* **DO THIS**
Extract, from the listing that follows, each line containing the word "创建日期".

* **EXTRACTED INFORMATION**
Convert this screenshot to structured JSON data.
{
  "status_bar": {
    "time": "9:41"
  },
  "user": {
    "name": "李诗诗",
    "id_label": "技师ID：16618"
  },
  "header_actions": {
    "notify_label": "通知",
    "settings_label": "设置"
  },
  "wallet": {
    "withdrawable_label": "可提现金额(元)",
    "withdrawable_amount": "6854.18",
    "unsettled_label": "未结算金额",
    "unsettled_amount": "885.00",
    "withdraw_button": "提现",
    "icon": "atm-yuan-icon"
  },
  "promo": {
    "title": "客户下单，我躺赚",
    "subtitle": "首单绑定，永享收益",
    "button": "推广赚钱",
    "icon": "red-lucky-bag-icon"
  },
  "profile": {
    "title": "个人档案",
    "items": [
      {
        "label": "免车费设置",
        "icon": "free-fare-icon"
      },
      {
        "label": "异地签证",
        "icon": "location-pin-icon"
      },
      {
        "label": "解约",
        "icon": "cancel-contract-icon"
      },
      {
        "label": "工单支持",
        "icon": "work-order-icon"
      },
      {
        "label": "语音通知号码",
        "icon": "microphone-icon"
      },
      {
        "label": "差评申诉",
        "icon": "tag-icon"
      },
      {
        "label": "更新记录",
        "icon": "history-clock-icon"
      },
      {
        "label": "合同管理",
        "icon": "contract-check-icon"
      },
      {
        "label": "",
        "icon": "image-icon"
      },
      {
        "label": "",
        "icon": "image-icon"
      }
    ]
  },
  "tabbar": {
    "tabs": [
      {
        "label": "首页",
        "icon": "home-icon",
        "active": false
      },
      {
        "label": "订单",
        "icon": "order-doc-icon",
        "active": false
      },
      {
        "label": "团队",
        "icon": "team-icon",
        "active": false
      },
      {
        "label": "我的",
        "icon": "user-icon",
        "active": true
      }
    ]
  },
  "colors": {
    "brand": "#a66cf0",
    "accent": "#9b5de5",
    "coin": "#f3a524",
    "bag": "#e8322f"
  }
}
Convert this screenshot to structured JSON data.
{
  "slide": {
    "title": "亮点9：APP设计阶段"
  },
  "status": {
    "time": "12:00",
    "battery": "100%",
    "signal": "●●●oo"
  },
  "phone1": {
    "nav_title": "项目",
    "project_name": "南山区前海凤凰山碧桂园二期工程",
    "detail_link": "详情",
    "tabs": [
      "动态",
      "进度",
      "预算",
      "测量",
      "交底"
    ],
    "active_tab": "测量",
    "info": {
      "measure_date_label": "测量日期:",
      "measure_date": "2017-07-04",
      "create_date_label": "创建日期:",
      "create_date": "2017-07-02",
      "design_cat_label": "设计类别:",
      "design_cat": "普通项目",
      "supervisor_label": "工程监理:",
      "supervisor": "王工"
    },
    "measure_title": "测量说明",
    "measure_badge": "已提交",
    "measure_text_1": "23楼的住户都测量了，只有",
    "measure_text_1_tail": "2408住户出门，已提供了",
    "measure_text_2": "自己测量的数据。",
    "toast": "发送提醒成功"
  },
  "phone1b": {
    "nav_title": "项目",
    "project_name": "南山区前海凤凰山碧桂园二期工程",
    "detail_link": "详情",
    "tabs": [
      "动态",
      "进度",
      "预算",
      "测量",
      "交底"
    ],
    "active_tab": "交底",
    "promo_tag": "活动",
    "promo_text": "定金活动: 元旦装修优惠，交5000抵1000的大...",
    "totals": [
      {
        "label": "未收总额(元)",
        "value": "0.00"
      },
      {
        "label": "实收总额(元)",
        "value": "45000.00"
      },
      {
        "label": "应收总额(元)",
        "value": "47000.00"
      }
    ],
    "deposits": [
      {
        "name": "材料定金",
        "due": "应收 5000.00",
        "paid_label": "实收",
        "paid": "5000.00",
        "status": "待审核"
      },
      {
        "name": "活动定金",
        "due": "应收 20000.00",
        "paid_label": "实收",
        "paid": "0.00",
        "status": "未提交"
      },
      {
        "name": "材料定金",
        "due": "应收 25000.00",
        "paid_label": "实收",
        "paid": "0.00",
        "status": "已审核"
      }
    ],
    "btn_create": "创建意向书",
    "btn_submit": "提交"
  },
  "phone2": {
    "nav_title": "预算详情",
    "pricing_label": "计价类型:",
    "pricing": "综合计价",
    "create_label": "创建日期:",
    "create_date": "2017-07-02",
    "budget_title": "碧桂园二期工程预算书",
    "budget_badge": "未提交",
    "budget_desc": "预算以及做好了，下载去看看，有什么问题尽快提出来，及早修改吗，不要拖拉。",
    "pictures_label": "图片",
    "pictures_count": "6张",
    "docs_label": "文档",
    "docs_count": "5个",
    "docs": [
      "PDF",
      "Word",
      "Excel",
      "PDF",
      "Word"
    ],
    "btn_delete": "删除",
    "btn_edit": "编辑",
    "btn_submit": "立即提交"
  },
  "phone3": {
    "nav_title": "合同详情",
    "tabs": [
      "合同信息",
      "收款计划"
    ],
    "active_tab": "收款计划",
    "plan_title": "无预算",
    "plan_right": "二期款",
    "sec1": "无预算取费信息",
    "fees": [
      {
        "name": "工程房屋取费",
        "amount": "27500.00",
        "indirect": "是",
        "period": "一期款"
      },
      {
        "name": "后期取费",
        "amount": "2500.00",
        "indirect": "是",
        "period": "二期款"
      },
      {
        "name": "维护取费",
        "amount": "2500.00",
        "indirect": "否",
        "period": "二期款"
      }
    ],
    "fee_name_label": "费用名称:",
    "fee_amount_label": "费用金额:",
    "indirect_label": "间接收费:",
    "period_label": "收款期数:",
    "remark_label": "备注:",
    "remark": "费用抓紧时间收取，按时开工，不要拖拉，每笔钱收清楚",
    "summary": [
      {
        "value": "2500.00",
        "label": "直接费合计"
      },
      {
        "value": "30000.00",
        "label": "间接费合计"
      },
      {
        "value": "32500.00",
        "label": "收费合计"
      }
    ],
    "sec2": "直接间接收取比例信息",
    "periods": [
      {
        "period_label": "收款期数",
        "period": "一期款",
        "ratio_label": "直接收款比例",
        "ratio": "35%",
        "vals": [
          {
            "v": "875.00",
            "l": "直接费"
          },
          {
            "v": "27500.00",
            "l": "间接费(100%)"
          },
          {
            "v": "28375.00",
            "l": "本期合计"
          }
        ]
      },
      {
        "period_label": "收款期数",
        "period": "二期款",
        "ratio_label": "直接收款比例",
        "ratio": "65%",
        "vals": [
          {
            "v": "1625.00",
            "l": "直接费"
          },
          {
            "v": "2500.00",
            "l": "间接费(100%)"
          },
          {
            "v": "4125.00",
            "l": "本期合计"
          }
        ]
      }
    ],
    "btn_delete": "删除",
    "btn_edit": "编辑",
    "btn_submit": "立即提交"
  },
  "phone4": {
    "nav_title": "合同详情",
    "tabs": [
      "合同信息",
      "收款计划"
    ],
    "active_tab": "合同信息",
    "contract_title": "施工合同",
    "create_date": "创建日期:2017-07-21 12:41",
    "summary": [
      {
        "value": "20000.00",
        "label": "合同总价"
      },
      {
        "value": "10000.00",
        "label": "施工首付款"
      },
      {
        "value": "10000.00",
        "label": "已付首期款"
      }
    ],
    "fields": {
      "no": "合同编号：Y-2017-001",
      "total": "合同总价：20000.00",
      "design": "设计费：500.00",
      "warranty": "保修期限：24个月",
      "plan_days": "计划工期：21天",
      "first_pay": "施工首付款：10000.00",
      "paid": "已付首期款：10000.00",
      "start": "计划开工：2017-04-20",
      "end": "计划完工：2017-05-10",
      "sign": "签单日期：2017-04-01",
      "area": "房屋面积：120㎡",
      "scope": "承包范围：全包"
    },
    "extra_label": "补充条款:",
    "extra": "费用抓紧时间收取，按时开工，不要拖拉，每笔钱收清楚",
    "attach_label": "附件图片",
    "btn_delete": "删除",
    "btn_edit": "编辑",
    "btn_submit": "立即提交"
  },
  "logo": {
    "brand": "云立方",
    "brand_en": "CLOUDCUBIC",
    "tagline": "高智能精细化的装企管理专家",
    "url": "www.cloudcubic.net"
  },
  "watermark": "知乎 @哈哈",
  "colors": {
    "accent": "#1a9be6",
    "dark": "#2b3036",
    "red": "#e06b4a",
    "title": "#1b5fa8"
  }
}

* **TASK ANSWER**
      "create_date_label": "创建日期:",
    "create_label": "创建日期:",
    "create_date": "创建日期:2017-07-21 12:41",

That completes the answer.